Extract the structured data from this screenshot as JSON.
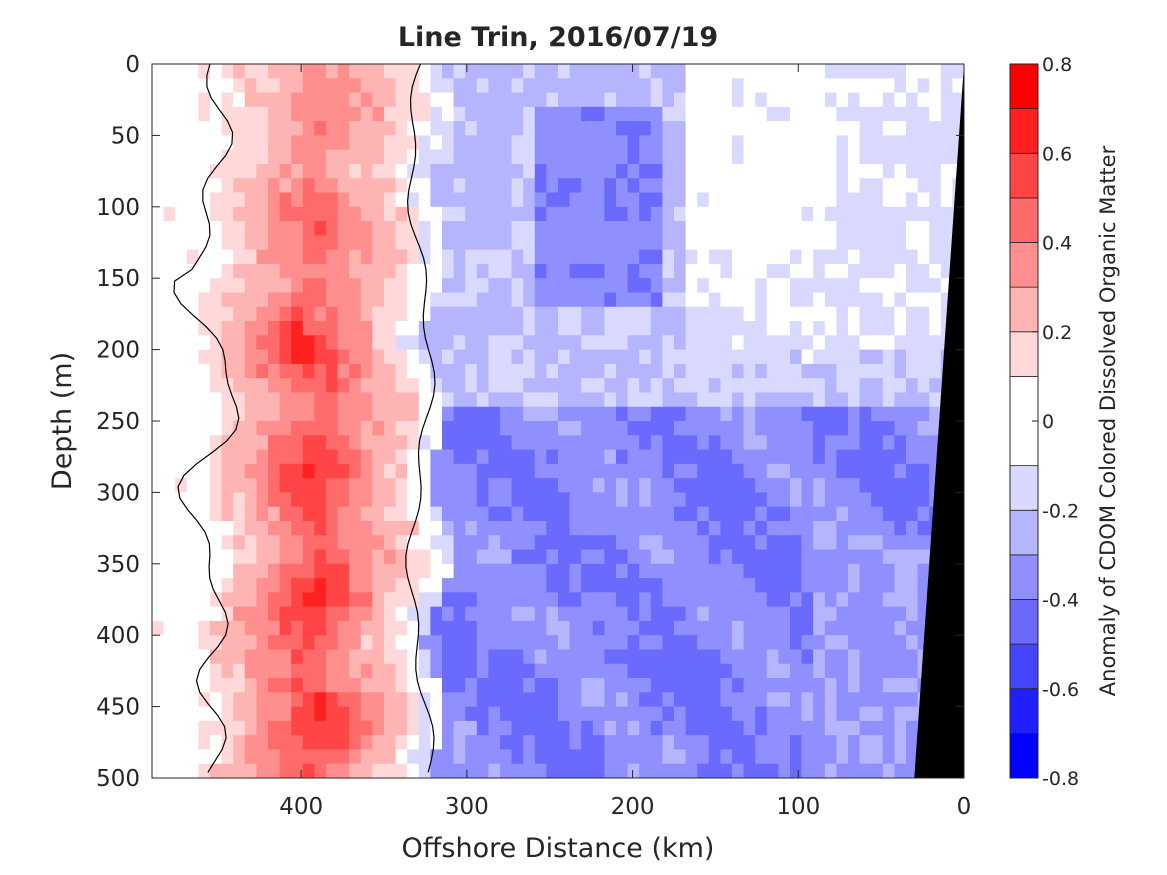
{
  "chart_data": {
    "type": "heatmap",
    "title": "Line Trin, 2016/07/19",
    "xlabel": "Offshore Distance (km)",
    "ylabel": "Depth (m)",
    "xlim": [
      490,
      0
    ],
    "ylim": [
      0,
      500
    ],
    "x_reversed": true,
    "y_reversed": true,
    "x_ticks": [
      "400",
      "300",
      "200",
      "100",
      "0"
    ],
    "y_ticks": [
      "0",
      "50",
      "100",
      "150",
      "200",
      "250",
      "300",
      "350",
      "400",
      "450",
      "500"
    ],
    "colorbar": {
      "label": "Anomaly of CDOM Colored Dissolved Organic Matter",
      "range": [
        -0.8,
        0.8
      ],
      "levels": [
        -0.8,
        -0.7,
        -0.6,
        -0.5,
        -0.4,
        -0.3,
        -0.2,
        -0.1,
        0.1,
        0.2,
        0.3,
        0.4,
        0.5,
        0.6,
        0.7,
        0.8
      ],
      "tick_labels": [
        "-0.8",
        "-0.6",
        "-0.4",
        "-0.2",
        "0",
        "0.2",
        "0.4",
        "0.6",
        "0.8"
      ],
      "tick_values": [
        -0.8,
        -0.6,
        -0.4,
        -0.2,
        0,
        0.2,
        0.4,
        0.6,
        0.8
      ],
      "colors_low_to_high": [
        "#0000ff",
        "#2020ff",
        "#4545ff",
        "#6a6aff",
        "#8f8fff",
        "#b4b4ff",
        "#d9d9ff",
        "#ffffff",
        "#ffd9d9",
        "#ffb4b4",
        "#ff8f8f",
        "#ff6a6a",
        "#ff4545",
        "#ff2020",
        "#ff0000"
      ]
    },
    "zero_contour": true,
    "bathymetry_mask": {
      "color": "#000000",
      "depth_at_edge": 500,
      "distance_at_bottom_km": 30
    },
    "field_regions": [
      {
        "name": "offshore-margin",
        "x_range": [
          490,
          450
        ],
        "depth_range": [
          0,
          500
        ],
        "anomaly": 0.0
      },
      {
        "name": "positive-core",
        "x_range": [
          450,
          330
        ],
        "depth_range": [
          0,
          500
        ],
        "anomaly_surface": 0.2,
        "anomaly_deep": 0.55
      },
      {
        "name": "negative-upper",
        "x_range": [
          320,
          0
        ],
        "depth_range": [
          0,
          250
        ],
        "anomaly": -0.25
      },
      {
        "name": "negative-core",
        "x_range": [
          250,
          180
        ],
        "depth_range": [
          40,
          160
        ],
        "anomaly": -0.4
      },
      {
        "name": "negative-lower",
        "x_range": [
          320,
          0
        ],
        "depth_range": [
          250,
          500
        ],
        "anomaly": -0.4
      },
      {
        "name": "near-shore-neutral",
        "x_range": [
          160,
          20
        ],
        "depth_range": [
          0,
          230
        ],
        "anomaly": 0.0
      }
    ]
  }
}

★ ★ ★ ★ ★ ★ ★

_WRITTEN PROBLEM_. Find the string "name" in the entries above and return each line that holds it.

_THE RESPONSE_.
        "name": "offshore-margin",
        "name": "positive-core",
        "name": "negative-upper",
        "name": "negative-core",
        "name": "negative-lower",
        "name": "near-shore-neutral",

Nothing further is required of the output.